--- Begin Items ---
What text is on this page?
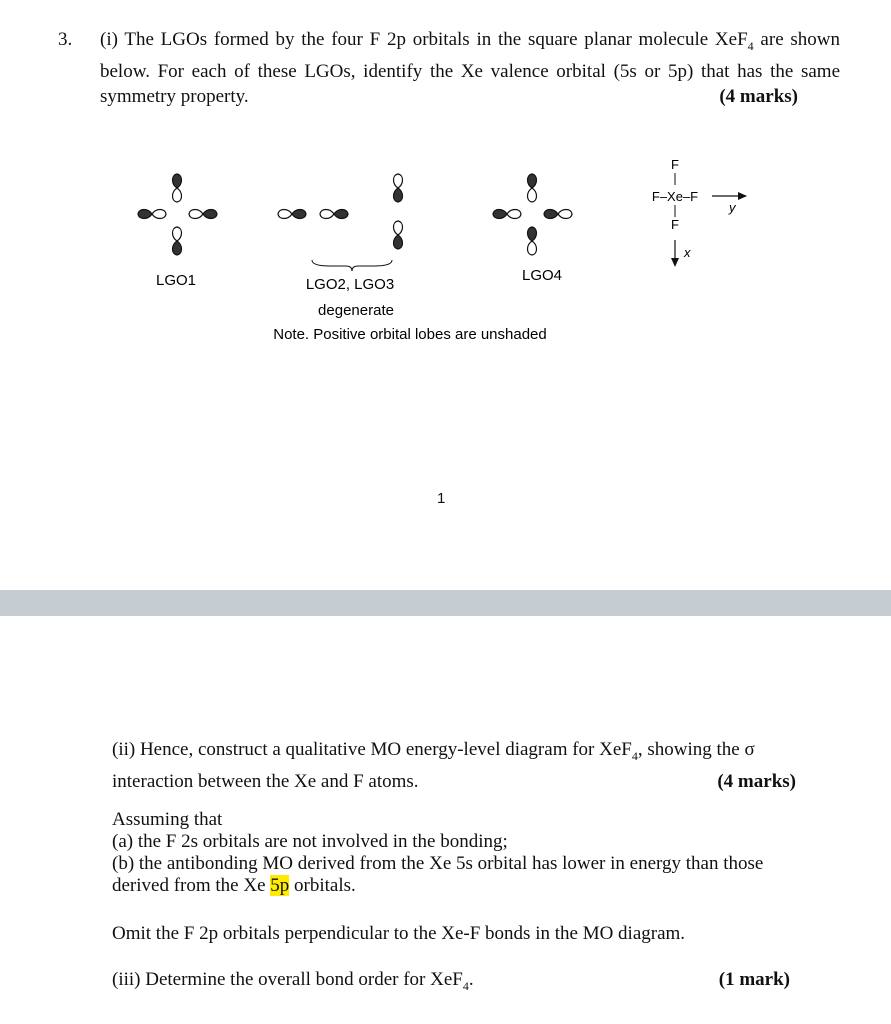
3. (i) The LGOs formed by the four F 2p orbitals in the square planar molecule XeF$_4$ are shown
below. For each of these LGOs, identify the Xe valence orbital (5s or 5p) that has the same
symmetry property.	(4 marks)
LGO1	LGO2, LGO3
degenerate
Note. Positive orbital lobes are unshaded
LGO4
F
F–Xe–F
F
y
x
1
(ii) Hence, construct a qualitative MO energy-level diagram for XeF$_4$, showing the σ
interaction between the Xe and F atoms.	(4 marks)
Assuming that
(a) the F 2s orbitals are not involved in the bonding;
(b) the antibonding MO derived from the Xe 5s orbital has lower in energy than those
derived from the Xe 5p orbitals.
Omit the F 2p orbitals perpendicular to the Xe-F bonds in the MO diagram.
(iii) Determine the overall bond order for XeF$_4$.	(1 mark)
--- End Items ---
Work out the number of lines above that include the string "from" and write only that number.

**Output of the exercise**.
2